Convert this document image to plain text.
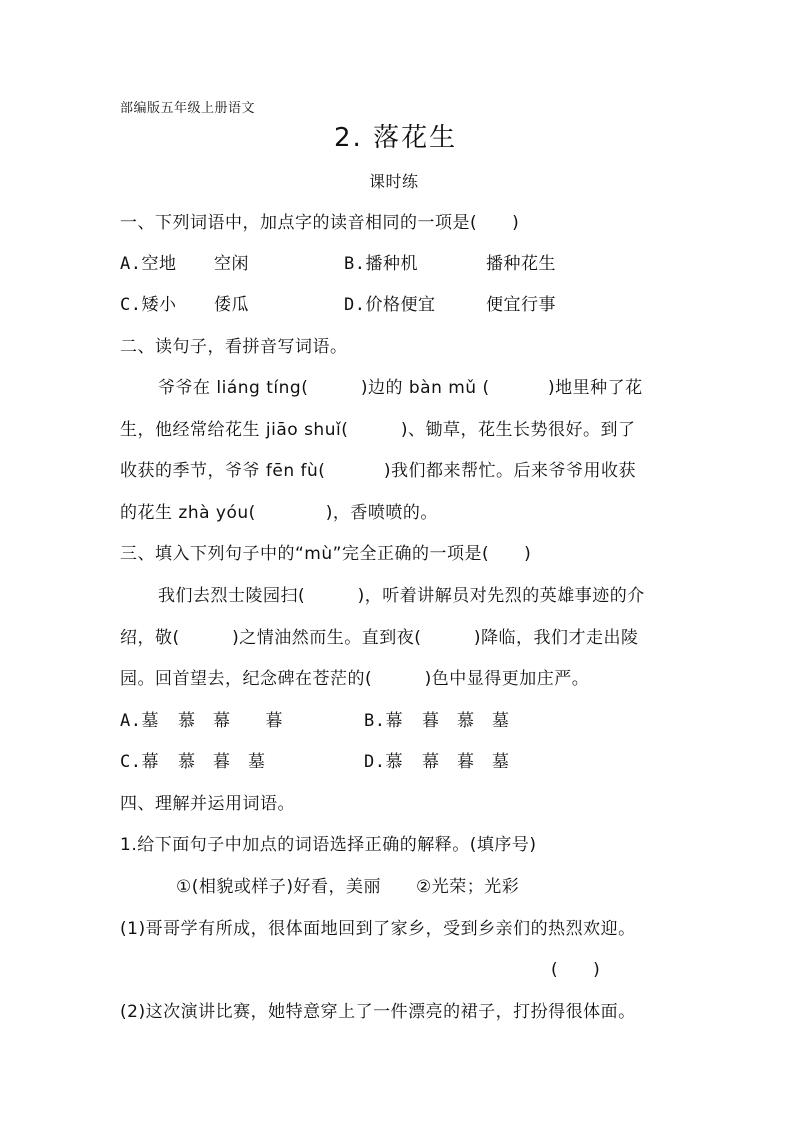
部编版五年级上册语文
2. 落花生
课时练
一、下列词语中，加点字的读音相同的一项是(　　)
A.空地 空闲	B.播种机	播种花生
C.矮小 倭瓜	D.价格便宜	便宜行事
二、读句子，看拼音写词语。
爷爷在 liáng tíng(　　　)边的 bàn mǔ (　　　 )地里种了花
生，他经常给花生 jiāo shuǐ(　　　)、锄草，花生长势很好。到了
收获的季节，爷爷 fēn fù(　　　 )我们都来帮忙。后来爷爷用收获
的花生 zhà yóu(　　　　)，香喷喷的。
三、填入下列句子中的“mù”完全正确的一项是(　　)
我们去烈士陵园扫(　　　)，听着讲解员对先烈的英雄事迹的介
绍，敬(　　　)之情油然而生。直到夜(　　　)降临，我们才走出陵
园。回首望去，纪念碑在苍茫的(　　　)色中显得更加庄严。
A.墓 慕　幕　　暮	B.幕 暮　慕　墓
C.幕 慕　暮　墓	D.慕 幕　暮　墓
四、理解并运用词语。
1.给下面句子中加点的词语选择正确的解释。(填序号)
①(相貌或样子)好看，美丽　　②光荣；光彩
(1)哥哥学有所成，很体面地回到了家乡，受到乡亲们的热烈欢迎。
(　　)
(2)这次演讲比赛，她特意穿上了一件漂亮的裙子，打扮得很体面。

^^^^

- _Description of the task_: Retype the whole listing exactly and leave the pictures out.

- _Problem solution_:
Convert this document image to plain text.
部编版五年级上册语文
2. 落花生
课时练
一、下列词语中，加点字的读音相同的一项是(　　)
A.空地 空闲	B.播种机	播种花生
C.矮小 倭瓜	D.价格便宜	便宜行事
二、读句子，看拼音写词语。
爷爷在 liáng tíng(　　　)边的 bàn mǔ (　　　 )地里种了花
生，他经常给花生 jiāo shuǐ(　　　)、锄草，花生长势很好。到了
收获的季节，爷爷 fēn fù(　　　 )我们都来帮忙。后来爷爷用收获
的花生 zhà yóu(　　　　)，香喷喷的。
三、填入下列句子中的“mù”完全正确的一项是(　　)
我们去烈士陵园扫(　　　)，听着讲解员对先烈的英雄事迹的介
绍，敬(　　　)之情油然而生。直到夜(　　　)降临，我们才走出陵
园。回首望去，纪念碑在苍茫的(　　　)色中显得更加庄严。
A.墓 慕　幕　　暮	B.幕 暮　慕　墓
C.幕 慕　暮　墓	D.慕 幕　暮　墓
四、理解并运用词语。
1.给下面句子中加点的词语选择正确的解释。(填序号)
①(相貌或样子)好看，美丽　　②光荣；光彩
(1)哥哥学有所成，很体面地回到了家乡，受到乡亲们的热烈欢迎。
(　　)
(2)这次演讲比赛，她特意穿上了一件漂亮的裙子，打扮得很体面。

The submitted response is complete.